- Set problem
In full and without alteration, repeat the material.

[Stored data entries]
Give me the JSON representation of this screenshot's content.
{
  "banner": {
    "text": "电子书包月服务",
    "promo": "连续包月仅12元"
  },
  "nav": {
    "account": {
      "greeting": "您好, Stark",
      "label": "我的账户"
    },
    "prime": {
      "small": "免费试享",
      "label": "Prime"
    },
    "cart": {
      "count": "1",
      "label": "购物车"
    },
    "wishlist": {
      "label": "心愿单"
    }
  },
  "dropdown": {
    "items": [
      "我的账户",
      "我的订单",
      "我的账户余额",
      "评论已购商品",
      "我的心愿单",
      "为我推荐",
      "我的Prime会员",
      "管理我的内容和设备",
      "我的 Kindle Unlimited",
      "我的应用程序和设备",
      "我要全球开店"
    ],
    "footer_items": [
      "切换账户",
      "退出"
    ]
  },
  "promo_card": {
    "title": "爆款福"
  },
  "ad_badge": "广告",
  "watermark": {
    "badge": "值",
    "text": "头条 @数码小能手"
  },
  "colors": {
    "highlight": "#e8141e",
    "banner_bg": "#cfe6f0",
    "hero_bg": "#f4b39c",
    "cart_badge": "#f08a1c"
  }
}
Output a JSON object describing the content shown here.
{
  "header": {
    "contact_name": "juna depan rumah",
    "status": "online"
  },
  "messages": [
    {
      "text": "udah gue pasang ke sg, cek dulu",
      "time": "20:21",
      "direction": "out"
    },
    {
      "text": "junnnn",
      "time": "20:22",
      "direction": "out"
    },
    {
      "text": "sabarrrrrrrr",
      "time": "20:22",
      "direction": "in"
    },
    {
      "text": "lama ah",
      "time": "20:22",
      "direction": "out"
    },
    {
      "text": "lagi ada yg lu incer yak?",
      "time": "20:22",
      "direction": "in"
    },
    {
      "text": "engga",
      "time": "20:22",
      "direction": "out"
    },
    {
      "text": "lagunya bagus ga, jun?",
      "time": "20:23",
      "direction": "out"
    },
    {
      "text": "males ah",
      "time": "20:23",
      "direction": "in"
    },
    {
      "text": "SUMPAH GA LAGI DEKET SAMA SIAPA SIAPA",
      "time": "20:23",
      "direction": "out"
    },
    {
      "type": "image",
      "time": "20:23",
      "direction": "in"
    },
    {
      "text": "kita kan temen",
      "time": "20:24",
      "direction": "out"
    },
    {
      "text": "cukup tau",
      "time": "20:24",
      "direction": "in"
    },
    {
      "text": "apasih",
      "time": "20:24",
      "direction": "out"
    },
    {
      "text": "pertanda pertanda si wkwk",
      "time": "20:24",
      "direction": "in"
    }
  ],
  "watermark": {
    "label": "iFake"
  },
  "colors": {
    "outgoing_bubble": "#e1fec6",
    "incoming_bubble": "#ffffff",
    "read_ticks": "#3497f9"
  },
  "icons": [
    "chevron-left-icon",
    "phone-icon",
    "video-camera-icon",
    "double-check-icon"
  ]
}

- Answer below
Give me the JSON representation of this screenshot's content.
{
  "banner": {
    "text": "电子书包月服务",
    "promo": "连续包月仅12元"
  },
  "nav": {
    "account": {
      "greeting": "您好, Stark",
      "label": "我的账户"
    },
    "prime": {
      "small": "免费试享",
      "label": "Prime"
    },
    "cart": {
      "count": "1",
      "label": "购物车"
    },
    "wishlist": {
      "label": "心愿单"
    }
  },
  "dropdown": {
    "items": [
      "我的账户",
      "我的订单",
      "我的账户余额",
      "评论已购商品",
      "我的心愿单",
      "为我推荐",
      "我的Prime会员",
      "管理我的内容和设备",
      "我的 Kindle Unlimited",
      "我的应用程序和设备",
      "我要全球开店"
    ],
    "footer_items": [
      "切换账户",
      "退出"
    ]
  },
  "promo_card": {
    "title": "爆款福"
  },
  "ad_badge": "广告",
  "watermark": {
    "badge": "值",
    "text": "头条 @数码小能手"
  },
  "colors": {
    "highlight": "#e8141e",
    "banner_bg": "#cfe6f0",
    "hero_bg": "#f4b39c",
    "cart_badge": "#f08a1c"
  }
}
Output a JSON object describing the content shown here.
{
  "header": {
    "contact_name": "juna depan rumah",
    "status": "online"
  },
  "messages": [
    {
      "text": "udah gue pasang ke sg, cek dulu",
      "time": "20:21",
      "direction": "out"
    },
    {
      "text": "junnnn",
      "time": "20:22",
      "direction": "out"
    },
    {
      "text": "sabarrrrrrrr",
      "time": "20:22",
      "direction": "in"
    },
    {
      "text": "lama ah",
      "time": "20:22",
      "direction": "out"
    },
    {
      "text": "lagi ada yg lu incer yak?",
      "time": "20:22",
      "direction": "in"
    },
    {
      "text": "engga",
      "time": "20:22",
      "direction": "out"
    },
    {
      "text": "lagunya bagus ga, jun?",
      "time": "20:23",
      "direction": "out"
    },
    {
      "text": "males ah",
      "time": "20:23",
      "direction": "in"
    },
    {
      "text": "SUMPAH GA LAGI DEKET SAMA SIAPA SIAPA",
      "time": "20:23",
      "direction": "out"
    },
    {
      "type": "image",
      "time": "20:23",
      "direction": "in"
    },
    {
      "text": "kita kan temen",
      "time": "20:24",
      "direction": "out"
    },
    {
      "text": "cukup tau",
      "time": "20:24",
      "direction": "in"
    },
    {
      "text": "apasih",
      "time": "20:24",
      "direction": "out"
    },
    {
      "text": "pertanda pertanda si wkwk",
      "time": "20:24",
      "direction": "in"
    }
  ],
  "watermark": {
    "label": "iFake"
  },
  "colors": {
    "outgoing_bubble": "#e1fec6",
    "incoming_bubble": "#ffffff",
    "read_ticks": "#3497f9"
  },
  "icons": [
    "chevron-left-icon",
    "phone-icon",
    "video-camera-icon",
    "double-check-icon"
  ]
}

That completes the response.